#### Do this:
Omit the pictures and output every entry below exactly as written.

#### Records for the task:
☆ ☆ ☆ ☆

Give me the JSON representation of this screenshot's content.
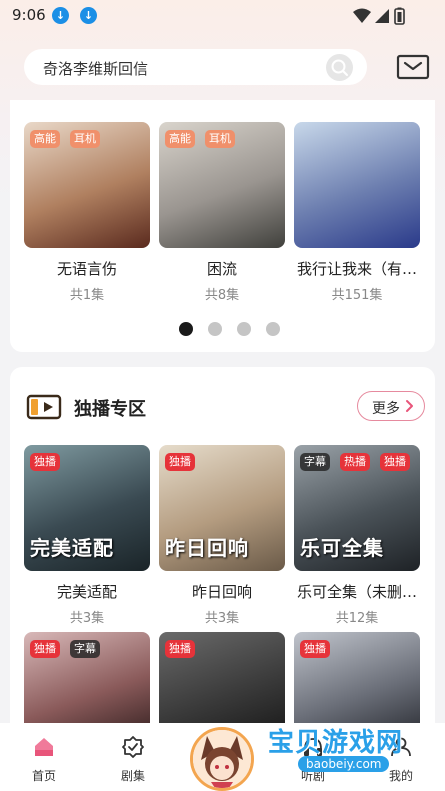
{
  "status_bar": {
    "time": "9:06"
  },
  "search": {
    "text": "奇洛李维斯回信"
  },
  "top_albums": [
    {
      "title": "无语言伤",
      "count": "共1集",
      "tags": [
        "高能",
        "耳机"
      ],
      "colors": [
        "#e9d8c8",
        "#b08060",
        "#5a2a1e"
      ]
    },
    {
      "title": "困流",
      "count": "共8集",
      "tags": [
        "高能",
        "耳机"
      ],
      "colors": [
        "#d9d4cc",
        "#9a9590",
        "#40403c"
      ]
    },
    {
      "title": "我行让我来（有…",
      "count": "共151集",
      "tags": [],
      "colors": [
        "#c8d8ea",
        "#6d7fb0",
        "#2a3a8a"
      ]
    }
  ],
  "carousel": {
    "count": 4,
    "active": 0
  },
  "exclusive": {
    "title": "独播专区",
    "more_label": "更多",
    "albums": [
      {
        "title": "完美适配",
        "count": "共3集",
        "tags": [
          "独播"
        ],
        "cover_text": "完美适配",
        "colors": [
          "#7f9aa0",
          "#3a4a52",
          "#1a2428"
        ]
      },
      {
        "title": "昨日回响",
        "count": "共3集",
        "tags": [
          "独播"
        ],
        "cover_text": "昨日回响",
        "colors": [
          "#e6dccb",
          "#b49c80",
          "#6a5a48"
        ]
      },
      {
        "title": "乐可全集（未删…",
        "count": "共12集",
        "tags": [
          "字幕",
          "热播",
          "独播"
        ],
        "cover_text": "乐可全集",
        "colors": [
          "#9aa2a8",
          "#4a5258",
          "#1e2226"
        ]
      },
      {
        "title": "",
        "count": "",
        "tags": [
          "独播",
          "字幕"
        ],
        "cover_text": "",
        "colors": [
          "#d8b8b8",
          "#8a5a5a",
          "#2a1a1a"
        ]
      },
      {
        "title": "",
        "count": "",
        "tags": [
          "独播"
        ],
        "cover_text": "",
        "colors": [
          "#6a6a6a",
          "#3a3a3a",
          "#141414"
        ]
      },
      {
        "title": "",
        "count": "",
        "tags": [
          "独播"
        ],
        "cover_text": "",
        "colors": [
          "#c0c4cc",
          "#6a6e78",
          "#22242a"
        ]
      }
    ]
  },
  "bottom_nav": {
    "items": [
      {
        "label": "首页",
        "icon": "home-icon",
        "active": true
      },
      {
        "label": "剧集",
        "icon": "drama-icon",
        "active": false
      },
      {
        "label": "",
        "icon": "avatar",
        "active": false
      },
      {
        "label": "听剧",
        "icon": "listen-icon",
        "active": false
      },
      {
        "label": "我的",
        "icon": "profile-icon",
        "active": false
      }
    ]
  },
  "watermark": {
    "text": "宝贝游戏网",
    "url": "baobeiy.com"
  },
  "colors": {
    "accent_pink": "#e8557a",
    "tag_orange": "#f0906b",
    "tag_red": "#e6333a",
    "more_border": "#e68a9e"
  }
}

☆ ☆ ☆ ☆

#### Exercise output:
Give me the JSON representation of this screenshot's content.
{
  "status_bar": {
    "time": "9:06"
  },
  "search": {
    "text": "奇洛李维斯回信"
  },
  "top_albums": [
    {
      "title": "无语言伤",
      "count": "共1集",
      "tags": [
        "高能",
        "耳机"
      ],
      "colors": [
        "#e9d8c8",
        "#b08060",
        "#5a2a1e"
      ]
    },
    {
      "title": "困流",
      "count": "共8集",
      "tags": [
        "高能",
        "耳机"
      ],
      "colors": [
        "#d9d4cc",
        "#9a9590",
        "#40403c"
      ]
    },
    {
      "title": "我行让我来（有…",
      "count": "共151集",
      "tags": [],
      "colors": [
        "#c8d8ea",
        "#6d7fb0",
        "#2a3a8a"
      ]
    }
  ],
  "carousel": {
    "count": 4,
    "active": 0
  },
  "exclusive": {
    "title": "独播专区",
    "more_label": "更多",
    "albums": [
      {
        "title": "完美适配",
        "count": "共3集",
        "tags": [
          "独播"
        ],
        "cover_text": "完美适配",
        "colors": [
          "#7f9aa0",
          "#3a4a52",
          "#1a2428"
        ]
      },
      {
        "title": "昨日回响",
        "count": "共3集",
        "tags": [
          "独播"
        ],
        "cover_text": "昨日回响",
        "colors": [
          "#e6dccb",
          "#b49c80",
          "#6a5a48"
        ]
      },
      {
        "title": "乐可全集（未删…",
        "count": "共12集",
        "tags": [
          "字幕",
          "热播",
          "独播"
        ],
        "cover_text": "乐可全集",
        "colors": [
          "#9aa2a8",
          "#4a5258",
          "#1e2226"
        ]
      },
      {
        "title": "",
        "count": "",
        "tags": [
          "独播",
          "字幕"
        ],
        "cover_text": "",
        "colors": [
          "#d8b8b8",
          "#8a5a5a",
          "#2a1a1a"
        ]
      },
      {
        "title": "",
        "count": "",
        "tags": [
          "独播"
        ],
        "cover_text": "",
        "colors": [
          "#6a6a6a",
          "#3a3a3a",
          "#141414"
        ]
      },
      {
        "title": "",
        "count": "",
        "tags": [
          "独播"
        ],
        "cover_text": "",
        "colors": [
          "#c0c4cc",
          "#6a6e78",
          "#22242a"
        ]
      }
    ]
  },
  "bottom_nav": {
    "items": [
      {
        "label": "首页",
        "icon": "home-icon",
        "active": true
      },
      {
        "label": "剧集",
        "icon": "drama-icon",
        "active": false
      },
      {
        "label": "",
        "icon": "avatar",
        "active": false
      },
      {
        "label": "听剧",
        "icon": "listen-icon",
        "active": false
      },
      {
        "label": "我的",
        "icon": "profile-icon",
        "active": false
      }
    ]
  },
  "watermark": {
    "text": "宝贝游戏网",
    "url": "baobeiy.com"
  },
  "colors": {
    "accent_pink": "#e8557a",
    "tag_orange": "#f0906b",
    "tag_red": "#e6333a",
    "more_border": "#e68a9e"
  }
}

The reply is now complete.